■ STATED TASK ■
Return the records that follow, matching each one exactly.
** Start of RECORDS SUPPLIED **
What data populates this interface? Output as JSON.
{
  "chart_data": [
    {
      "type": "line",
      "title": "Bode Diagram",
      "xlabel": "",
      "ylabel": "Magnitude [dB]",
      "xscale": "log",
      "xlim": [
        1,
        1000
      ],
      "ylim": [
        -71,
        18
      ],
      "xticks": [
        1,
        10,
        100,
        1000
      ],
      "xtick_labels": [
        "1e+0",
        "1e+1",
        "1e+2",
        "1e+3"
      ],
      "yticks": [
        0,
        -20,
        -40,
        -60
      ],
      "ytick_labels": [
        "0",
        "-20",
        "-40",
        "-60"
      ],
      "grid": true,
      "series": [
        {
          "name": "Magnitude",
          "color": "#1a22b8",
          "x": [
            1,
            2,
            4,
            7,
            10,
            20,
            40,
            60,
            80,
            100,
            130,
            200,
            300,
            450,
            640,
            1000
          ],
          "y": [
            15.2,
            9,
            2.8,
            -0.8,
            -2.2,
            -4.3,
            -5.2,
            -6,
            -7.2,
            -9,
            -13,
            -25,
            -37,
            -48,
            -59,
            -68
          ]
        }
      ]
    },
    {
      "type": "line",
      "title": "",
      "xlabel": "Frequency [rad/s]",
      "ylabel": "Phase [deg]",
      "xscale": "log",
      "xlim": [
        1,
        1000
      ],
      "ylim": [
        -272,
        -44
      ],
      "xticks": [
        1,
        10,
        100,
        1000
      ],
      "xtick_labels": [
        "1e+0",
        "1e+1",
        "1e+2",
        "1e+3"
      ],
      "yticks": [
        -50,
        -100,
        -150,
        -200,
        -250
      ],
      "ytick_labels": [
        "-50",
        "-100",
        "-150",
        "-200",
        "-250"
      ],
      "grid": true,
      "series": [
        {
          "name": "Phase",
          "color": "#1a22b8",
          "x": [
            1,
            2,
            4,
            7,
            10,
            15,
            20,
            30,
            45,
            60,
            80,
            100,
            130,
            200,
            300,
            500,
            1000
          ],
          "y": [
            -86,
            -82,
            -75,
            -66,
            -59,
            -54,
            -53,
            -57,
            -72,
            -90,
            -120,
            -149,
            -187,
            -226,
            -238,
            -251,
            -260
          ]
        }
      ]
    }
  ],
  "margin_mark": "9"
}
** End of RECORDS SUPPLIED **
■ ANSWER BELOW ■
What data populates this interface? Output as JSON.
{
  "chart_data": [
    {
      "type": "line",
      "title": "Bode Diagram",
      "xlabel": "",
      "ylabel": "Magnitude [dB]",
      "xscale": "log",
      "xlim": [
        1,
        1000
      ],
      "ylim": [
        -71,
        18
      ],
      "xticks": [
        1,
        10,
        100,
        1000
      ],
      "xtick_labels": [
        "1e+0",
        "1e+1",
        "1e+2",
        "1e+3"
      ],
      "yticks": [
        0,
        -20,
        -40,
        -60
      ],
      "ytick_labels": [
        "0",
        "-20",
        "-40",
        "-60"
      ],
      "grid": true,
      "series": [
        {
          "name": "Magnitude",
          "color": "#1a22b8",
          "x": [
            1,
            2,
            4,
            7,
            10,
            20,
            40,
            60,
            80,
            100,
            130,
            200,
            300,
            450,
            640,
            1000
          ],
          "y": [
            15.2,
            9,
            2.8,
            -0.8,
            -2.2,
            -4.3,
            -5.2,
            -6,
            -7.2,
            -9,
            -13,
            -25,
            -37,
            -48,
            -59,
            -68
          ]
        }
      ]
    },
    {
      "type": "line",
      "title": "",
      "xlabel": "Frequency [rad/s]",
      "ylabel": "Phase [deg]",
      "xscale": "log",
      "xlim": [
        1,
        1000
      ],
      "ylim": [
        -272,
        -44
      ],
      "xticks": [
        1,
        10,
        100,
        1000
      ],
      "xtick_labels": [
        "1e+0",
        "1e+1",
        "1e+2",
        "1e+3"
      ],
      "yticks": [
        -50,
        -100,
        -150,
        -200,
        -250
      ],
      "ytick_labels": [
        "-50",
        "-100",
        "-150",
        "-200",
        "-250"
      ],
      "grid": true,
      "series": [
        {
          "name": "Phase",
          "color": "#1a22b8",
          "x": [
            1,
            2,
            4,
            7,
            10,
            15,
            20,
            30,
            45,
            60,
            80,
            100,
            130,
            200,
            300,
            500,
            1000
          ],
          "y": [
            -86,
            -82,
            -75,
            -66,
            -59,
            -54,
            -53,
            -57,
            -72,
            -90,
            -120,
            -149,
            -187,
            -226,
            -238,
            -251,
            -260
          ]
        }
      ]
    }
  ],
  "margin_mark": "9"
}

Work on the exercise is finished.